▶ [Data excerpts]

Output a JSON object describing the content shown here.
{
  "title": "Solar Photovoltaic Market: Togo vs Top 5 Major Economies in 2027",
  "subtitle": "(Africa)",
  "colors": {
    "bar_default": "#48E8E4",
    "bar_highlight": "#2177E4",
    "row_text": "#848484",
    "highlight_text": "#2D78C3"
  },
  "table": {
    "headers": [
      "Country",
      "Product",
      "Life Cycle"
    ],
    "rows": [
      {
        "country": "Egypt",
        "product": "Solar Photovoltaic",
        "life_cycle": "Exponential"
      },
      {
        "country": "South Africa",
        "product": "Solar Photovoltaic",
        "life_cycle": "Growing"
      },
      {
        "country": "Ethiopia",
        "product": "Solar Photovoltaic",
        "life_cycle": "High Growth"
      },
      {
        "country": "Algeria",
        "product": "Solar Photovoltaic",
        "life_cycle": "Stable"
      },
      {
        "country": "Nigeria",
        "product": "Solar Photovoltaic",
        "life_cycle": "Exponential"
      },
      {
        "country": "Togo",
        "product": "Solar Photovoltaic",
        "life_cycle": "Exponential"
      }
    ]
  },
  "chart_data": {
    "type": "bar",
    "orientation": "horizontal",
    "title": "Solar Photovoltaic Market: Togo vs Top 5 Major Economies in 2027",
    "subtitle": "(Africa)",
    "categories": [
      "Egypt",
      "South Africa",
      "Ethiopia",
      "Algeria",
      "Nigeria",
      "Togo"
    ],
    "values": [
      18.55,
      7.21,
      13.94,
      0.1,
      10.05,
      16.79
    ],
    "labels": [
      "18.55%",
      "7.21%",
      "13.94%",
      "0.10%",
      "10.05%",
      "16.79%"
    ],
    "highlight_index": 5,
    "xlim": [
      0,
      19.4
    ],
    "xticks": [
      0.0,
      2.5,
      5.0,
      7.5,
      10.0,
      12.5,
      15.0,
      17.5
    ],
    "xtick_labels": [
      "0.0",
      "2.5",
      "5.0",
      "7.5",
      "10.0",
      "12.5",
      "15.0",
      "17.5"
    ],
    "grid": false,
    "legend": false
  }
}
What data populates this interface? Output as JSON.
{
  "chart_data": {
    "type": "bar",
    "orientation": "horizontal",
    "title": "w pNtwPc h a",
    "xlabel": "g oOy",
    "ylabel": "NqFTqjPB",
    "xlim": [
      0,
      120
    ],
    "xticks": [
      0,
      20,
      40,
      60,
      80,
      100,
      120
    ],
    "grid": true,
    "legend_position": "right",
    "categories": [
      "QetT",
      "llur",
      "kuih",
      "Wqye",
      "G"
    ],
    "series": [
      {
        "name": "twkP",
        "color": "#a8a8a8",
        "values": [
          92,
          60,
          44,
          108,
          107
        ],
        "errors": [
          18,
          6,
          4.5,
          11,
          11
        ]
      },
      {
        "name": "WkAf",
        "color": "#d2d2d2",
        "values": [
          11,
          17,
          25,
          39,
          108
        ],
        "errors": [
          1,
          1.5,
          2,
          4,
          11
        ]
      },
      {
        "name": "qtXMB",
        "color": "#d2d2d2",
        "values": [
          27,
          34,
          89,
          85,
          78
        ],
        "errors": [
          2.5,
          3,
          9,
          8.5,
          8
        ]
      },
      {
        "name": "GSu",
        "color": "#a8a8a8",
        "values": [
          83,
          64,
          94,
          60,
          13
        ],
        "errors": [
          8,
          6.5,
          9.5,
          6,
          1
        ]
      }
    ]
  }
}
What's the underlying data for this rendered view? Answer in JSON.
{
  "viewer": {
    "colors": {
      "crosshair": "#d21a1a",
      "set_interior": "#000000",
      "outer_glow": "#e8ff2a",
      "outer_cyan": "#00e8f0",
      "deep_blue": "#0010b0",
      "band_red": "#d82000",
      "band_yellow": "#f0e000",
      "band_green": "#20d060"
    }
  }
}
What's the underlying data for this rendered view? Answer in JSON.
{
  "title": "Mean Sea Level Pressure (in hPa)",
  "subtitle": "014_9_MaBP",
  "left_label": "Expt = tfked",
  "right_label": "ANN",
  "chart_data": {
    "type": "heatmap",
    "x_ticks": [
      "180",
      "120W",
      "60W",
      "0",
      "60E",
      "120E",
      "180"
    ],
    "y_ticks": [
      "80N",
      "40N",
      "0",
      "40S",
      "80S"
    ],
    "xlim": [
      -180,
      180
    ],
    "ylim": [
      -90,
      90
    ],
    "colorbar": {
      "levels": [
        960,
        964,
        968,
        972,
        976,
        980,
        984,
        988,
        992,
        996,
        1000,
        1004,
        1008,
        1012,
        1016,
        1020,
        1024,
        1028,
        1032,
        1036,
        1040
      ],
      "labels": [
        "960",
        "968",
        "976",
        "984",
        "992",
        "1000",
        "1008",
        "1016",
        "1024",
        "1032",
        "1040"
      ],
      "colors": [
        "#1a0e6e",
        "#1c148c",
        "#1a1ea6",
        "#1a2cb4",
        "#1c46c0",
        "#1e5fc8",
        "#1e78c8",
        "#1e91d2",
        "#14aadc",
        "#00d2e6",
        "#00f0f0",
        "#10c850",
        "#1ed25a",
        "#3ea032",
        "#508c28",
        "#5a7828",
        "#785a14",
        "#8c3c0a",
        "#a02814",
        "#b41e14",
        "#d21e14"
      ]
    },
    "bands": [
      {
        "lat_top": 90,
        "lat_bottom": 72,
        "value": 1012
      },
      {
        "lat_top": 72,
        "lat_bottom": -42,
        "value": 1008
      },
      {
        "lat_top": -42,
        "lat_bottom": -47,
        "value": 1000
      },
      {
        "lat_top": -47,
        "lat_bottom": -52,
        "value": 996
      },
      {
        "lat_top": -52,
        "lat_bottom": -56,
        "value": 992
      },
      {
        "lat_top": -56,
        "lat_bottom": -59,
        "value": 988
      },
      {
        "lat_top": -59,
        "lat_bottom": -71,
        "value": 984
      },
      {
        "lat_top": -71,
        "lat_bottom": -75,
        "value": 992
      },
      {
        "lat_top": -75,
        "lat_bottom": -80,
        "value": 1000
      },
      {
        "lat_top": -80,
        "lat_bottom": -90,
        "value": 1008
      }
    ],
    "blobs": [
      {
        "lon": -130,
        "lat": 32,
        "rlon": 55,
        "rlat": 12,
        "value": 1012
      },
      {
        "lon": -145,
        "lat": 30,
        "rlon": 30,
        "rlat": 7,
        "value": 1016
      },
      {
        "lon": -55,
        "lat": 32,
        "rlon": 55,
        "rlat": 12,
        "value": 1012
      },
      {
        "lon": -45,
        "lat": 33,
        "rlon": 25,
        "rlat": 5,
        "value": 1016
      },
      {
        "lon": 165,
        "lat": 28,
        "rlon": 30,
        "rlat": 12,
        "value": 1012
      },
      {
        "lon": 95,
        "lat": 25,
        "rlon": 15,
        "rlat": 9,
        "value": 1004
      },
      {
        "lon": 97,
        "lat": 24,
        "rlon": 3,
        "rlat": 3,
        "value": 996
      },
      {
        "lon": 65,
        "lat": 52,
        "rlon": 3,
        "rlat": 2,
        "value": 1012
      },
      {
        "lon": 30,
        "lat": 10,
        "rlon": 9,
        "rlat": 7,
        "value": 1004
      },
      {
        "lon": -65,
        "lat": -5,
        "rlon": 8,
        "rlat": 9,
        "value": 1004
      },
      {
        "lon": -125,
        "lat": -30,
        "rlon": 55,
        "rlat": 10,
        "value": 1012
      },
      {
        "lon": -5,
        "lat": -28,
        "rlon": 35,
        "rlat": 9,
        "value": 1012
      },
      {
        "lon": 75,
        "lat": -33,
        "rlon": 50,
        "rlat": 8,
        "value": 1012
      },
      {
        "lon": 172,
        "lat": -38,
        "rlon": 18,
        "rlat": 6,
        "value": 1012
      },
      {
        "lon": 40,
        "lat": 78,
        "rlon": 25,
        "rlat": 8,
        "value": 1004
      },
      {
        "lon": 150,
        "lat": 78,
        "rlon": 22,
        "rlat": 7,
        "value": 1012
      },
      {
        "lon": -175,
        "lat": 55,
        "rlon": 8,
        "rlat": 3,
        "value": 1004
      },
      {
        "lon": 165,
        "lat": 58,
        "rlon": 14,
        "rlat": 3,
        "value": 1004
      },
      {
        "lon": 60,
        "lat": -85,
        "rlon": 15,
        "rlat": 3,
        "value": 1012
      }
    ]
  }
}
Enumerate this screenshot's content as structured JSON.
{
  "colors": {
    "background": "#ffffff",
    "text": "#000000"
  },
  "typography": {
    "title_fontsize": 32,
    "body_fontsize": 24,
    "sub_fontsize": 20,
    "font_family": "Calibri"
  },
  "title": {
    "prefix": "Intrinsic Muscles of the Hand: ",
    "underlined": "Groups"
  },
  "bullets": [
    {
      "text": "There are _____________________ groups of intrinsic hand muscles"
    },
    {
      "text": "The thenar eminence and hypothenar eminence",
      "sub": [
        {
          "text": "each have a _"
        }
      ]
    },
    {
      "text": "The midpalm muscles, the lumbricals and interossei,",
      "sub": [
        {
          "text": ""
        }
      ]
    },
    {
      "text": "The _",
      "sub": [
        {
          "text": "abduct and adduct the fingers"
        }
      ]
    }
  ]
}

▶ [Short problem]
Locate the lines above that hold the word "this". Show every one of them.

▶ [Complete response]
What data populates this interface? Output as JSON.
What's the underlying data for this rendered view? Answer in JSON.
What's the underlying data for this rendered view? Answer in JSON.
Enumerate this screenshot's content as structured JSON.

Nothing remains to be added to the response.